Extracts from a graphics dataset:
·····
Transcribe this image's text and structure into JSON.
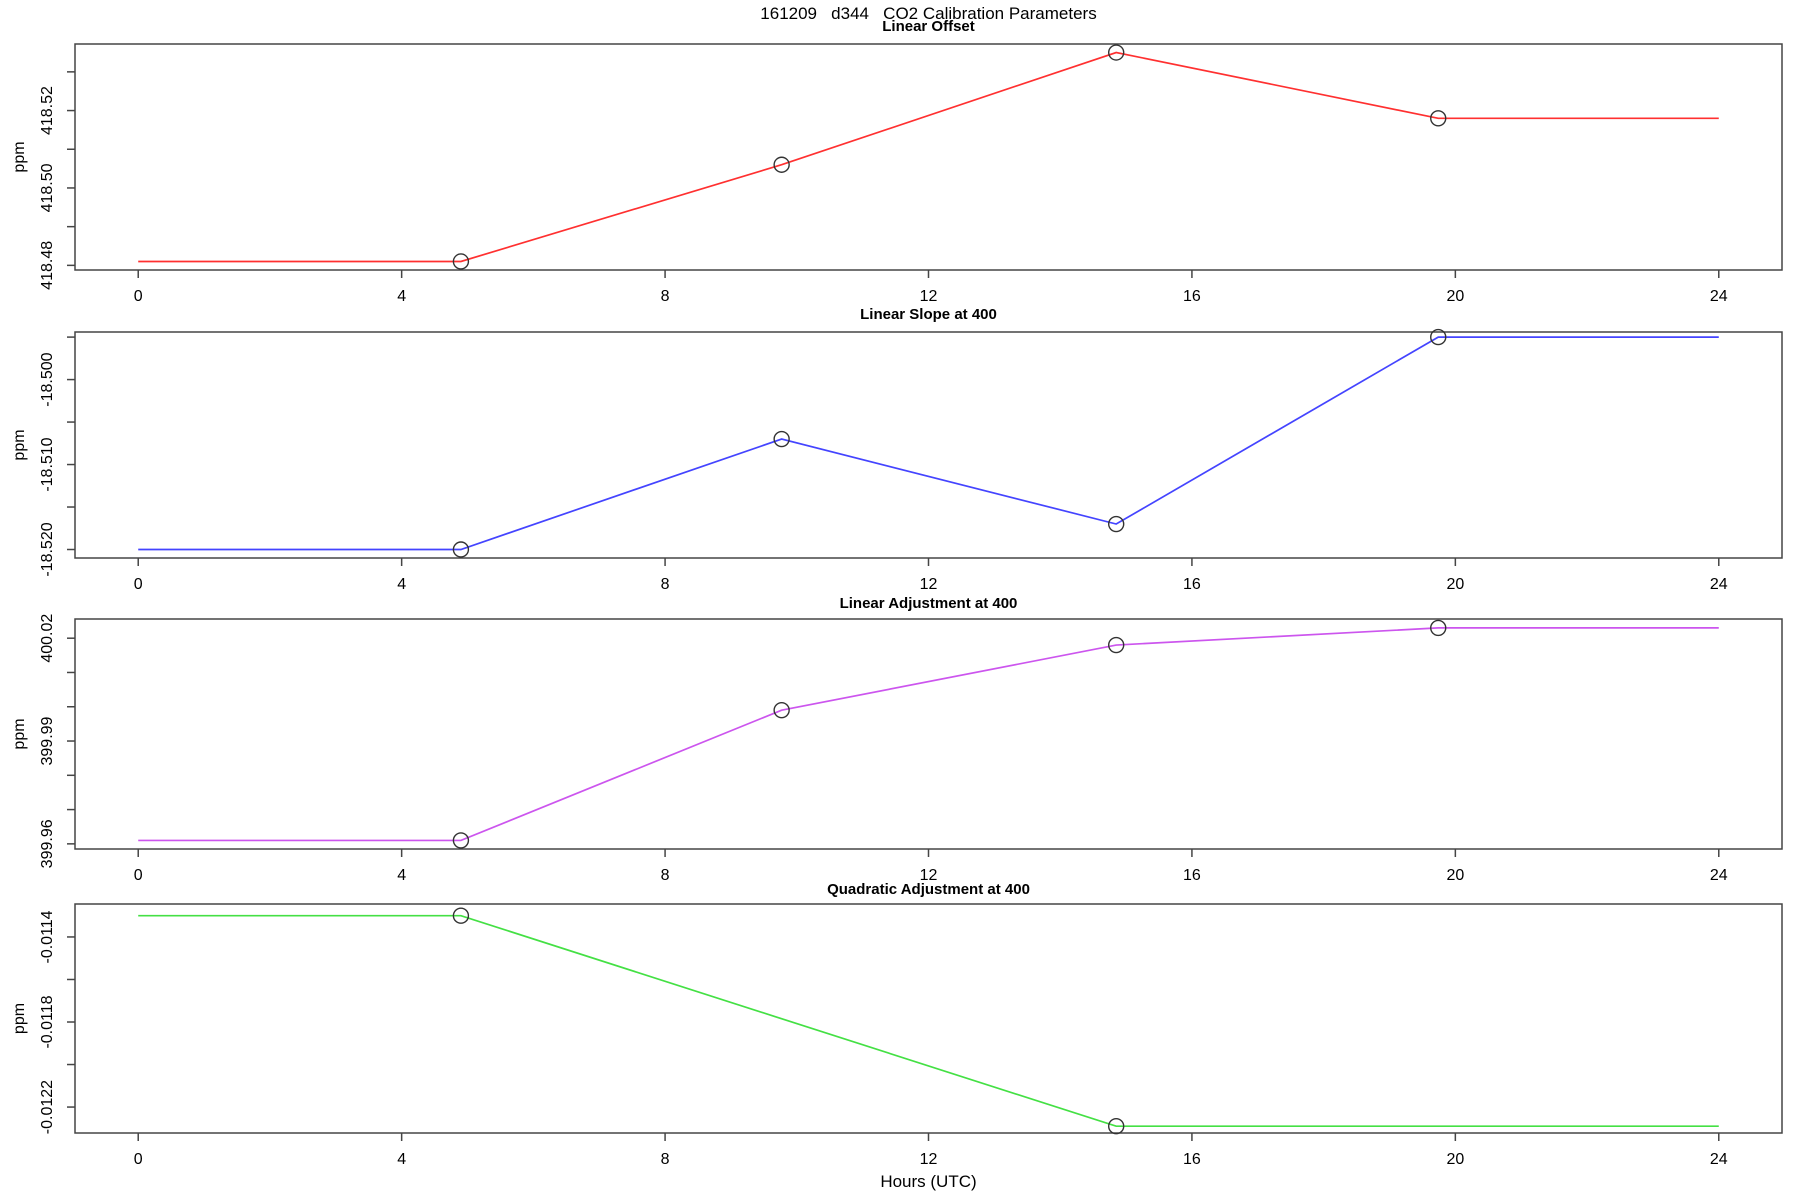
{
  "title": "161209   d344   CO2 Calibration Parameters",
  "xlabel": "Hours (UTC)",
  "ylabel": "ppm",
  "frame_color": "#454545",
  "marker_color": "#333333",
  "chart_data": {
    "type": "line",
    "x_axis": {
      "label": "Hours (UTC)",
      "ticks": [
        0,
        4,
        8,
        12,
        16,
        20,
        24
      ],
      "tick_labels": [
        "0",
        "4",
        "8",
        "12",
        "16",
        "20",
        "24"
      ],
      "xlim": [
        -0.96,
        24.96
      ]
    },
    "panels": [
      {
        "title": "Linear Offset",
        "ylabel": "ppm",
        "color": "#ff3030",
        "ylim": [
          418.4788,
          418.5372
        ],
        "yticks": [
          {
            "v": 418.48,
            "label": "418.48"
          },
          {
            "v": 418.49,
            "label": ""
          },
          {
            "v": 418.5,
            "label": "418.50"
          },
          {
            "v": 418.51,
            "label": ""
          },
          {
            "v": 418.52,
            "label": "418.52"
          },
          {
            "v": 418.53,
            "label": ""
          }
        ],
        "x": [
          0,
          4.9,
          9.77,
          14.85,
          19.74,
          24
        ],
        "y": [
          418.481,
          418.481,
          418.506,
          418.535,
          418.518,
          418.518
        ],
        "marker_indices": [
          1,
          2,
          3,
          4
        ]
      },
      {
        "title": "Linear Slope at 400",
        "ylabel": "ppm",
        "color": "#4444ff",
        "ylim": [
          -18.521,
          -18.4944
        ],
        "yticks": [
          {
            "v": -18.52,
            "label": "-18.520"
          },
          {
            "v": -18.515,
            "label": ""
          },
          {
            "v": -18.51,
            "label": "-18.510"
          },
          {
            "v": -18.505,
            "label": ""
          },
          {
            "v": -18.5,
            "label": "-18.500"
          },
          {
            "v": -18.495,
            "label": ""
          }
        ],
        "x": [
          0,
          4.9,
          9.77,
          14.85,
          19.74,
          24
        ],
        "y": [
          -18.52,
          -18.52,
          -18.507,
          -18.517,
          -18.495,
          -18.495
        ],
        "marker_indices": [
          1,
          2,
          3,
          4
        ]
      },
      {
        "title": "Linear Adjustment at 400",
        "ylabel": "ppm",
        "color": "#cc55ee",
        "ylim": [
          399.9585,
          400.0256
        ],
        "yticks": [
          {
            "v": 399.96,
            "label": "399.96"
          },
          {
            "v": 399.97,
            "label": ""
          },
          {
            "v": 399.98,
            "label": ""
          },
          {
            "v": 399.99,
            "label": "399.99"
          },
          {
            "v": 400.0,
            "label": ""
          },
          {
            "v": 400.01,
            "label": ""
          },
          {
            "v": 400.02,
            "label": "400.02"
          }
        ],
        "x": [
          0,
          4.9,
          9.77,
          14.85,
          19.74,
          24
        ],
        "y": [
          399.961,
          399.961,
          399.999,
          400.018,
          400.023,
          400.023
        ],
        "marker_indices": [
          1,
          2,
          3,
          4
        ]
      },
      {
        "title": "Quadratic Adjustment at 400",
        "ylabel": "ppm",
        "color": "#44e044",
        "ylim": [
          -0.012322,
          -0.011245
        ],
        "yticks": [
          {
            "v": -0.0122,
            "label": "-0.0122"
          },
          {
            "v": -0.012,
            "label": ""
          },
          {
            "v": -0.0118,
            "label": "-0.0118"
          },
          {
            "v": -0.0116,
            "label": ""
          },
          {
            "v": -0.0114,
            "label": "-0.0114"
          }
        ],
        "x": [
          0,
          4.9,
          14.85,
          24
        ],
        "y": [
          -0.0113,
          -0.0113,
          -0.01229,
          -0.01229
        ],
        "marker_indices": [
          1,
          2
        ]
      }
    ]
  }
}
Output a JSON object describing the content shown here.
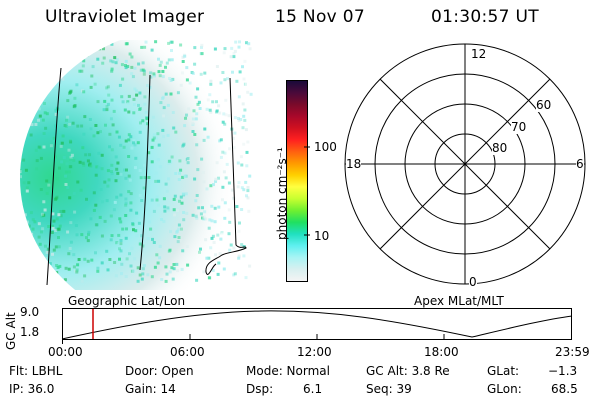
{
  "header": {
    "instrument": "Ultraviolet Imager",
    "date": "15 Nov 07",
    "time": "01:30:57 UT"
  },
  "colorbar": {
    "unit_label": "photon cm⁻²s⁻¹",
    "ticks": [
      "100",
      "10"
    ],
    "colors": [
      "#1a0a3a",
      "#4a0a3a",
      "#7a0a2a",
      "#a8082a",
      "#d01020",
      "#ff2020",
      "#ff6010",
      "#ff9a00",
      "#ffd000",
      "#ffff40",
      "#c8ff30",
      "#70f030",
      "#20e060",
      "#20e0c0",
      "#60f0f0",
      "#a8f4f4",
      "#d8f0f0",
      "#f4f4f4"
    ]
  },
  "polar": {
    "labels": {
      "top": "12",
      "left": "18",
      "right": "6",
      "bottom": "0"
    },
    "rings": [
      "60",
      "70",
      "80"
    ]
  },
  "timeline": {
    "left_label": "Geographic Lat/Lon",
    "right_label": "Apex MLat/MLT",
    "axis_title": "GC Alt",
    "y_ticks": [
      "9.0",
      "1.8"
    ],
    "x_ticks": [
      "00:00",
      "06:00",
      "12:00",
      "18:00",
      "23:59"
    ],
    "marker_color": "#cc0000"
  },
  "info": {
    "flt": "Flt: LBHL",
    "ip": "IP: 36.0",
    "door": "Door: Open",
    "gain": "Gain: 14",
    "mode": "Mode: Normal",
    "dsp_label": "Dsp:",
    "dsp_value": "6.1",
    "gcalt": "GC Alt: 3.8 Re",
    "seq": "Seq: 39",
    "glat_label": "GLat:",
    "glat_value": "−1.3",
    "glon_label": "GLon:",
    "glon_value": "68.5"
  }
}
·····
- Problem:
Every record above should be transcribed exactly; the pictures stay out of the copy.

- Complete response:
Transcribe this image's text and structure into JSON.
{
  "title": "161209   d344   CO2 Calibration Parameters",
  "xlabel": "Hours (UTC)",
  "ylabel": "ppm",
  "frame_color": "#454545",
  "marker_color": "#333333",
  "chart_data": {
    "type": "line",
    "x_axis": {
      "label": "Hours (UTC)",
      "ticks": [
        0,
        4,
        8,
        12,
        16,
        20,
        24
      ],
      "tick_labels": [
        "0",
        "4",
        "8",
        "12",
        "16",
        "20",
        "24"
      ],
      "xlim": [
        -0.96,
        24.96
      ]
    },
    "panels": [
      {
        "title": "Linear Offset",
        "ylabel": "ppm",
        "color": "#ff3030",
        "ylim": [
          418.4788,
          418.5372
        ],
        "yticks": [
          {
            "v": 418.48,
            "label": "418.48"
          },
          {
            "v": 418.49,
            "label": ""
          },
          {
            "v": 418.5,
            "label": "418.50"
          },
          {
            "v": 418.51,
            "label": ""
          },
          {
            "v": 418.52,
            "label": "418.52"
          },
          {
            "v": 418.53,
            "label": ""
          }
        ],
        "x": [
          0,
          4.9,
          9.77,
          14.85,
          19.74,
          24
        ],
        "y": [
          418.481,
          418.481,
          418.506,
          418.535,
          418.518,
          418.518
        ],
        "marker_indices": [
          1,
          2,
          3,
          4
        ]
      },
      {
        "title": "Linear Slope at 400",
        "ylabel": "ppm",
        "color": "#4444ff",
        "ylim": [
          -18.521,
          -18.4944
        ],
        "yticks": [
          {
            "v": -18.52,
            "label": "-18.520"
          },
          {
            "v": -18.515,
            "label": ""
          },
          {
            "v": -18.51,
            "label": "-18.510"
          },
          {
            "v": -18.505,
            "label": ""
          },
          {
            "v": -18.5,
            "label": "-18.500"
          },
          {
            "v": -18.495,
            "label": ""
          }
        ],
        "x": [
          0,
          4.9,
          9.77,
          14.85,
          19.74,
          24
        ],
        "y": [
          -18.52,
          -18.52,
          -18.507,
          -18.517,
          -18.495,
          -18.495
        ],
        "marker_indices": [
          1,
          2,
          3,
          4
        ]
      },
      {
        "title": "Linear Adjustment at 400",
        "ylabel": "ppm",
        "color": "#cc55ee",
        "ylim": [
          399.9585,
          400.0256
        ],
        "yticks": [
          {
            "v": 399.96,
            "label": "399.96"
          },
          {
            "v": 399.97,
            "label": ""
          },
          {
            "v": 399.98,
            "label": ""
          },
          {
            "v": 399.99,
            "label": "399.99"
          },
          {
            "v": 400.0,
            "label": ""
          },
          {
            "v": 400.01,
            "label": ""
          },
          {
            "v": 400.02,
            "label": "400.02"
          }
        ],
        "x": [
          0,
          4.9,
          9.77,
          14.85,
          19.74,
          24
        ],
        "y": [
          399.961,
          399.961,
          399.999,
          400.018,
          400.023,
          400.023
        ],
        "marker_indices": [
          1,
          2,
          3,
          4
        ]
      },
      {
        "title": "Quadratic Adjustment at 400",
        "ylabel": "ppm",
        "color": "#44e044",
        "ylim": [
          -0.012322,
          -0.011245
        ],
        "yticks": [
          {
            "v": -0.0122,
            "label": "-0.0122"
          },
          {
            "v": -0.012,
            "label": ""
          },
          {
            "v": -0.0118,
            "label": "-0.0118"
          },
          {
            "v": -0.0116,
            "label": ""
          },
          {
            "v": -0.0114,
            "label": "-0.0114"
          }
        ],
        "x": [
          0,
          4.9,
          14.85,
          24
        ],
        "y": [
          -0.0113,
          -0.0113,
          -0.01229,
          -0.01229
        ],
        "marker_indices": [
          1,
          2
        ]
      }
    ]
  }
}
Output a JSON object describing the content shown here.
{
  "header": {
    "instrument": "Ultraviolet Imager",
    "date": "15 Nov 07",
    "time": "01:30:57 UT"
  },
  "colorbar": {
    "unit_label": "photon cm⁻²s⁻¹",
    "ticks": [
      "100",
      "10"
    ],
    "colors": [
      "#1a0a3a",
      "#4a0a3a",
      "#7a0a2a",
      "#a8082a",
      "#d01020",
      "#ff2020",
      "#ff6010",
      "#ff9a00",
      "#ffd000",
      "#ffff40",
      "#c8ff30",
      "#70f030",
      "#20e060",
      "#20e0c0",
      "#60f0f0",
      "#a8f4f4",
      "#d8f0f0",
      "#f4f4f4"
    ]
  },
  "polar": {
    "labels": {
      "top": "12",
      "left": "18",
      "right": "6",
      "bottom": "0"
    },
    "rings": [
      "60",
      "70",
      "80"
    ]
  },
  "timeline": {
    "left_label": "Geographic Lat/Lon",
    "right_label": "Apex MLat/MLT",
    "axis_title": "GC Alt",
    "y_ticks": [
      "9.0",
      "1.8"
    ],
    "x_ticks": [
      "00:00",
      "06:00",
      "12:00",
      "18:00",
      "23:59"
    ],
    "marker_color": "#cc0000"
  },
  "info": {
    "flt": "Flt: LBHL",
    "ip": "IP: 36.0",
    "door": "Door: Open",
    "gain": "Gain: 14",
    "mode": "Mode: Normal",
    "dsp_label": "Dsp:",
    "dsp_value": "6.1",
    "gcalt": "GC Alt: 3.8 Re",
    "seq": "Seq: 39",
    "glat_label": "GLat:",
    "glat_value": "−1.3",
    "glon_label": "GLon:",
    "glon_value": "68.5"
  }
}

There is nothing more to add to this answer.